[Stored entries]
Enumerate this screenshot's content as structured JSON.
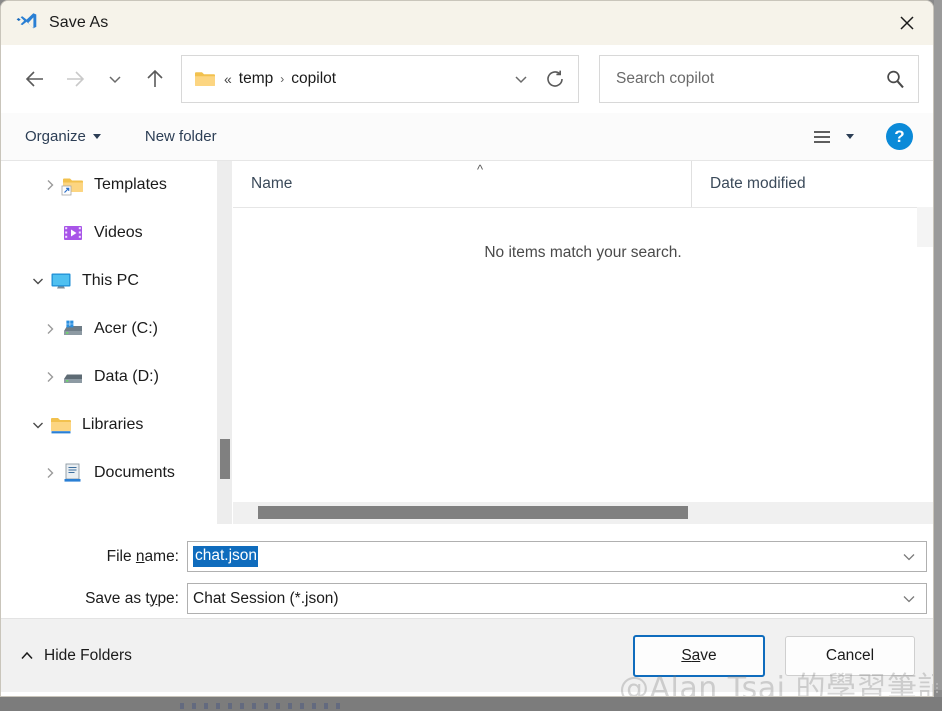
{
  "window": {
    "title": "Save As",
    "app_icon": "vscode-icon",
    "close_label": "✕",
    "titlebar_color": "#f6f3ea"
  },
  "nav": {
    "back": "back-arrow",
    "forward": "forward-arrow",
    "recent": "chevron-down",
    "up": "up-arrow"
  },
  "address": {
    "folder_icon": "folder-icon",
    "overflow": "«",
    "separator": "›",
    "crumbs": [
      "temp",
      "copilot"
    ],
    "dropdown_icon": "chevron-down-icon",
    "refresh_icon": "refresh-icon"
  },
  "search": {
    "placeholder": "Search copilot",
    "value": "",
    "icon": "search-icon"
  },
  "commandbar": {
    "organize_label": "Organize",
    "new_folder_label": "New folder",
    "view_icon": "list-view-icon",
    "view_dropdown_icon": "chevron-down-icon",
    "help_label": "?"
  },
  "sidebar": {
    "items": [
      {
        "label": "Templates",
        "icon": "folder-shortcut-icon",
        "expander": "collapsed",
        "indent": 1
      },
      {
        "label": "Videos",
        "icon": "videos-icon",
        "expander": "none",
        "indent": 1
      },
      {
        "label": "This PC",
        "icon": "this-pc-icon",
        "expander": "expanded",
        "indent": 0
      },
      {
        "label": "Acer (C:)",
        "icon": "system-drive-icon",
        "expander": "collapsed",
        "indent": 1
      },
      {
        "label": "Data (D:)",
        "icon": "drive-icon",
        "expander": "collapsed",
        "indent": 1
      },
      {
        "label": "Libraries",
        "icon": "libraries-icon",
        "expander": "expanded",
        "indent": 0
      },
      {
        "label": "Documents",
        "icon": "documents-library-icon",
        "expander": "collapsed",
        "indent": 1
      }
    ]
  },
  "filelist": {
    "columns": [
      {
        "label": "Name",
        "sort": "ascending"
      },
      {
        "label": "Date modified",
        "sort": "none"
      }
    ],
    "rows": [],
    "empty_message": "No items match your search."
  },
  "form": {
    "filename": {
      "label_prefix": "File ",
      "label_accel": "n",
      "label_suffix": "ame:",
      "value": "chat.json",
      "selected": true
    },
    "filetype": {
      "label_prefix": "Save as t",
      "label_accel": "y",
      "label_suffix": "pe:",
      "value": "Chat Session (*.json)"
    },
    "selection_color": "#0f6cbd"
  },
  "footer": {
    "hide_folders_label": "Hide Folders",
    "hide_folders_icon": "chevron-up-icon",
    "save": {
      "prefix": "S",
      "accel": "a",
      "suffix": "ve",
      "focused": true
    },
    "cancel": {
      "prefix": "",
      "accel": "C",
      "suffix": "ancel"
    }
  },
  "watermark": {
    "text": "@Alan Tsai 的學習筆記"
  }
}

Directions =>
Go through the listing above and write it all out exactly, leaving out any picture.

Result of the task =>
Enumerate this screenshot's content as structured JSON.
{
  "window": {
    "title": "Save As",
    "app_icon": "vscode-icon",
    "close_label": "✕",
    "titlebar_color": "#f6f3ea"
  },
  "nav": {
    "back": "back-arrow",
    "forward": "forward-arrow",
    "recent": "chevron-down",
    "up": "up-arrow"
  },
  "address": {
    "folder_icon": "folder-icon",
    "overflow": "«",
    "separator": "›",
    "crumbs": [
      "temp",
      "copilot"
    ],
    "dropdown_icon": "chevron-down-icon",
    "refresh_icon": "refresh-icon"
  },
  "search": {
    "placeholder": "Search copilot",
    "value": "",
    "icon": "search-icon"
  },
  "commandbar": {
    "organize_label": "Organize",
    "new_folder_label": "New folder",
    "view_icon": "list-view-icon",
    "view_dropdown_icon": "chevron-down-icon",
    "help_label": "?"
  },
  "sidebar": {
    "items": [
      {
        "label": "Templates",
        "icon": "folder-shortcut-icon",
        "expander": "collapsed",
        "indent": 1
      },
      {
        "label": "Videos",
        "icon": "videos-icon",
        "expander": "none",
        "indent": 1
      },
      {
        "label": "This PC",
        "icon": "this-pc-icon",
        "expander": "expanded",
        "indent": 0
      },
      {
        "label": "Acer (C:)",
        "icon": "system-drive-icon",
        "expander": "collapsed",
        "indent": 1
      },
      {
        "label": "Data (D:)",
        "icon": "drive-icon",
        "expander": "collapsed",
        "indent": 1
      },
      {
        "label": "Libraries",
        "icon": "libraries-icon",
        "expander": "expanded",
        "indent": 0
      },
      {
        "label": "Documents",
        "icon": "documents-library-icon",
        "expander": "collapsed",
        "indent": 1
      }
    ]
  },
  "filelist": {
    "columns": [
      {
        "label": "Name",
        "sort": "ascending"
      },
      {
        "label": "Date modified",
        "sort": "none"
      }
    ],
    "rows": [],
    "empty_message": "No items match your search."
  },
  "form": {
    "filename": {
      "label_prefix": "File ",
      "label_accel": "n",
      "label_suffix": "ame:",
      "value": "chat.json",
      "selected": true
    },
    "filetype": {
      "label_prefix": "Save as t",
      "label_accel": "y",
      "label_suffix": "pe:",
      "value": "Chat Session (*.json)"
    },
    "selection_color": "#0f6cbd"
  },
  "footer": {
    "hide_folders_label": "Hide Folders",
    "hide_folders_icon": "chevron-up-icon",
    "save": {
      "prefix": "S",
      "accel": "a",
      "suffix": "ve",
      "focused": true
    },
    "cancel": {
      "prefix": "",
      "accel": "C",
      "suffix": "ancel"
    }
  },
  "watermark": {
    "text": "@Alan Tsai 的學習筆記"
  }
}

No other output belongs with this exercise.